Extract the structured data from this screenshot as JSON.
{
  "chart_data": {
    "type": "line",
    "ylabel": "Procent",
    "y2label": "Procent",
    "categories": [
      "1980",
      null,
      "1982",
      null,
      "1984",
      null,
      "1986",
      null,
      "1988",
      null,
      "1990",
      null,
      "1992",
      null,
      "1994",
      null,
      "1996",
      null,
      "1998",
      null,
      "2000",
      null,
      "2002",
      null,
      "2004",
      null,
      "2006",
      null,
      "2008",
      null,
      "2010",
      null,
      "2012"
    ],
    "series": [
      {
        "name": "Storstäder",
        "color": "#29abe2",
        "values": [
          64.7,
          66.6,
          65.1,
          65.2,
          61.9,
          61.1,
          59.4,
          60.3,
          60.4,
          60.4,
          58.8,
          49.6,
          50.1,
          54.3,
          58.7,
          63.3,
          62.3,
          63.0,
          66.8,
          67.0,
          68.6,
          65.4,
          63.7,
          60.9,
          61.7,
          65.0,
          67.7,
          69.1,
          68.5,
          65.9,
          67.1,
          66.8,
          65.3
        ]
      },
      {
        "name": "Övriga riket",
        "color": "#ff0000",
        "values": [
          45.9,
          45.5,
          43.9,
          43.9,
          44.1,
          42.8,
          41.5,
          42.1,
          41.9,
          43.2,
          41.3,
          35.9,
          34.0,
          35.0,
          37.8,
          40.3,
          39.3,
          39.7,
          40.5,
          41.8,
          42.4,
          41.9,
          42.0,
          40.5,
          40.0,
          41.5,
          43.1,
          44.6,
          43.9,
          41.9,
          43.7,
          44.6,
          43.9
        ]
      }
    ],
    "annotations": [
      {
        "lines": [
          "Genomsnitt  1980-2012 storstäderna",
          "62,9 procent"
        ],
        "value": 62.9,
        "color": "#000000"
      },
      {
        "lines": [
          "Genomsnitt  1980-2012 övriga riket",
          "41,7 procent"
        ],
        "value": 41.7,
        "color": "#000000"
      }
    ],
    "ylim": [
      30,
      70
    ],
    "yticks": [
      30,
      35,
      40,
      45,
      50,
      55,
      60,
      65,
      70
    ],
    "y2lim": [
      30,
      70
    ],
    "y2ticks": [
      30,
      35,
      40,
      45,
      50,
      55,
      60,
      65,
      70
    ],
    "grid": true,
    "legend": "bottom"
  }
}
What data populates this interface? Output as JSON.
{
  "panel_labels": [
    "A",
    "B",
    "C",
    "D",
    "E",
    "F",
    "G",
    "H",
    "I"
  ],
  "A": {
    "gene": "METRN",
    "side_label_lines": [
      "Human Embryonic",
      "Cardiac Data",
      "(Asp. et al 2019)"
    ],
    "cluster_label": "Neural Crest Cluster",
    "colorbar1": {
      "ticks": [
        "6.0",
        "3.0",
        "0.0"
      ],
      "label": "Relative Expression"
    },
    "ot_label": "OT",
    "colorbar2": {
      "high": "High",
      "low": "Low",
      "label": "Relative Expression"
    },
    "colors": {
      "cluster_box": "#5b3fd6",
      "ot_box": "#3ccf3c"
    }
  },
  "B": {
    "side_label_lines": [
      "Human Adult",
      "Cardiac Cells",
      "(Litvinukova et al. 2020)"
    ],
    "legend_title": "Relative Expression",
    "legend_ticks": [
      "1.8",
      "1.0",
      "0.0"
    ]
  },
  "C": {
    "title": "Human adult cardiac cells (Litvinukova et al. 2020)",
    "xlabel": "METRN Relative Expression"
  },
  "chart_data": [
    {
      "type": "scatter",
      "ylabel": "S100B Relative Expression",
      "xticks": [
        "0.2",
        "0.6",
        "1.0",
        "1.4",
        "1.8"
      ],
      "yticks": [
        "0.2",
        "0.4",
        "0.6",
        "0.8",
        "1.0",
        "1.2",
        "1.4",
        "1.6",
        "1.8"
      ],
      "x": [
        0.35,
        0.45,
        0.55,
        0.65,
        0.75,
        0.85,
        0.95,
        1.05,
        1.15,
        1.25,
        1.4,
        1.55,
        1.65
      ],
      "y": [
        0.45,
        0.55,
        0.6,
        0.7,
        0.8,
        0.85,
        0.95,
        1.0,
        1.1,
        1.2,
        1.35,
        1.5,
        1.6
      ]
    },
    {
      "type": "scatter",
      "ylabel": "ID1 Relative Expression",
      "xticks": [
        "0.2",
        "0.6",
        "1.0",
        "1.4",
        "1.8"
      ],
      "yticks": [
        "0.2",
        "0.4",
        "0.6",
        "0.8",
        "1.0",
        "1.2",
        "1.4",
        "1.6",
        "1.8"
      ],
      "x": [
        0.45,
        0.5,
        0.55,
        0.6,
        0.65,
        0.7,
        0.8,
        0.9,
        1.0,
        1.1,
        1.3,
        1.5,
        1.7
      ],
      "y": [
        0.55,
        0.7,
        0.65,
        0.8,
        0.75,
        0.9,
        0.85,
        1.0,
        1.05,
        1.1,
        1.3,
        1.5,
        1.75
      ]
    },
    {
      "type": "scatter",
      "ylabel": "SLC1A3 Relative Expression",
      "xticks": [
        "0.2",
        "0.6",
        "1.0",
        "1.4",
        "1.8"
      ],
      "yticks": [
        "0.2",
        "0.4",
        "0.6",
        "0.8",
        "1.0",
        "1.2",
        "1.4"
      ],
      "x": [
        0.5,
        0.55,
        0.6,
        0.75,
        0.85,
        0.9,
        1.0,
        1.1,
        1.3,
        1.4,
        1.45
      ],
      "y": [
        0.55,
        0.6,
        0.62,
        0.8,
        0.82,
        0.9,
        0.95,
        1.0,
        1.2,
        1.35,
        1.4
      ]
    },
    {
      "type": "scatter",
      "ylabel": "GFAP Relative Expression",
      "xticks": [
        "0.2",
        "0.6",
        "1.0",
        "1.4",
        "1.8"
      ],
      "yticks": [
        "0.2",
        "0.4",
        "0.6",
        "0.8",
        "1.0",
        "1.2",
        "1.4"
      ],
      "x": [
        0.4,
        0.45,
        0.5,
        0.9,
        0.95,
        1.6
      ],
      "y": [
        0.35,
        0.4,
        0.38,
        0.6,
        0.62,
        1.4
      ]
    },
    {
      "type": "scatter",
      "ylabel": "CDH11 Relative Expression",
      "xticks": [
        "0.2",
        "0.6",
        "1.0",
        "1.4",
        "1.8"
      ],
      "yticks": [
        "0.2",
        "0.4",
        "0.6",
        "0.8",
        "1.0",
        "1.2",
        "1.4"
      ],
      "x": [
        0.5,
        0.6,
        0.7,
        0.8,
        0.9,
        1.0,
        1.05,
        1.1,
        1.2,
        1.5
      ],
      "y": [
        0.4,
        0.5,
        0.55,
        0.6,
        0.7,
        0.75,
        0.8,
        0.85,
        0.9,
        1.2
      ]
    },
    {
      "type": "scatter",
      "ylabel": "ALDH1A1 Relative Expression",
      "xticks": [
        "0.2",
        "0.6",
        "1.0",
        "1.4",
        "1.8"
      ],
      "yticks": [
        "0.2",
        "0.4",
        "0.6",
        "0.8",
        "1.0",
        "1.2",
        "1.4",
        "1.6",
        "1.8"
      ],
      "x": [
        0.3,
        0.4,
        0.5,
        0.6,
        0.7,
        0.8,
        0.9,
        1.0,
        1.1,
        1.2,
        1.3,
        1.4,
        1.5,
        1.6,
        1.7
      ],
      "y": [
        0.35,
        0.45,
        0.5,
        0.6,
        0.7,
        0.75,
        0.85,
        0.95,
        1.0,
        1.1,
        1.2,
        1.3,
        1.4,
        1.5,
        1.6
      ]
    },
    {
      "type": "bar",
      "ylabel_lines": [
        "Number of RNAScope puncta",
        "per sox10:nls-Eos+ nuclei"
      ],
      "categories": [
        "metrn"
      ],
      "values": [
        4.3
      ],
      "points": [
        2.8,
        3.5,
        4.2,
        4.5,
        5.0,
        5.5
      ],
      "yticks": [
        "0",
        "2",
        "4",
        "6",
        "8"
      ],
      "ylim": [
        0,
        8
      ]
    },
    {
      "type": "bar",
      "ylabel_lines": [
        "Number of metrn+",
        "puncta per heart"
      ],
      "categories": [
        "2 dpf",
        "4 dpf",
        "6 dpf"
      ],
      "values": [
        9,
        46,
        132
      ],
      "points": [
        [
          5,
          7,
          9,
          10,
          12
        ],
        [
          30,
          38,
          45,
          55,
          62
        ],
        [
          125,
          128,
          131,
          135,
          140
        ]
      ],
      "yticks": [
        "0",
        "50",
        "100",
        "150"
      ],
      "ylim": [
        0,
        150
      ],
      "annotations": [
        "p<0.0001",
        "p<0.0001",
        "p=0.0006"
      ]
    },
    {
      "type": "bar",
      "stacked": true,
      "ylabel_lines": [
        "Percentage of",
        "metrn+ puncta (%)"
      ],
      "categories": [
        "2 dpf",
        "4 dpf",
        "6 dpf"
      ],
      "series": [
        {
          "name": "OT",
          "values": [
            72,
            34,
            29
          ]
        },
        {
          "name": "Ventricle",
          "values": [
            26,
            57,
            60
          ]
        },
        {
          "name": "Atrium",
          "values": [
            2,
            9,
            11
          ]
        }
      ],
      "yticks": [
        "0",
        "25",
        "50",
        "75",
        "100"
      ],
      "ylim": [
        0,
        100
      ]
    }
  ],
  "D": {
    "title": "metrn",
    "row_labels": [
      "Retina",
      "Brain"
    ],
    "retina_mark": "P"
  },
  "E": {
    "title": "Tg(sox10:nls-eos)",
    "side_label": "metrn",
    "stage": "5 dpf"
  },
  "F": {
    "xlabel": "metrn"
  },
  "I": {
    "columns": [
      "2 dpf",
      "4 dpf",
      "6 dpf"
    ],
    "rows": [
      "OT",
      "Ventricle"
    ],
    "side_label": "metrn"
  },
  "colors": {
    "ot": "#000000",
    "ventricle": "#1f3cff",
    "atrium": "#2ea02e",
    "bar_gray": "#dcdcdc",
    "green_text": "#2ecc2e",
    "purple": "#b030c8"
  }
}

» **Brief**
Filter the data, keeping only the lines that contain "riket".

» **Answer for this exercise**
        "name": "Övriga riket",
          "Genomsnitt  1980-2012 övriga riket",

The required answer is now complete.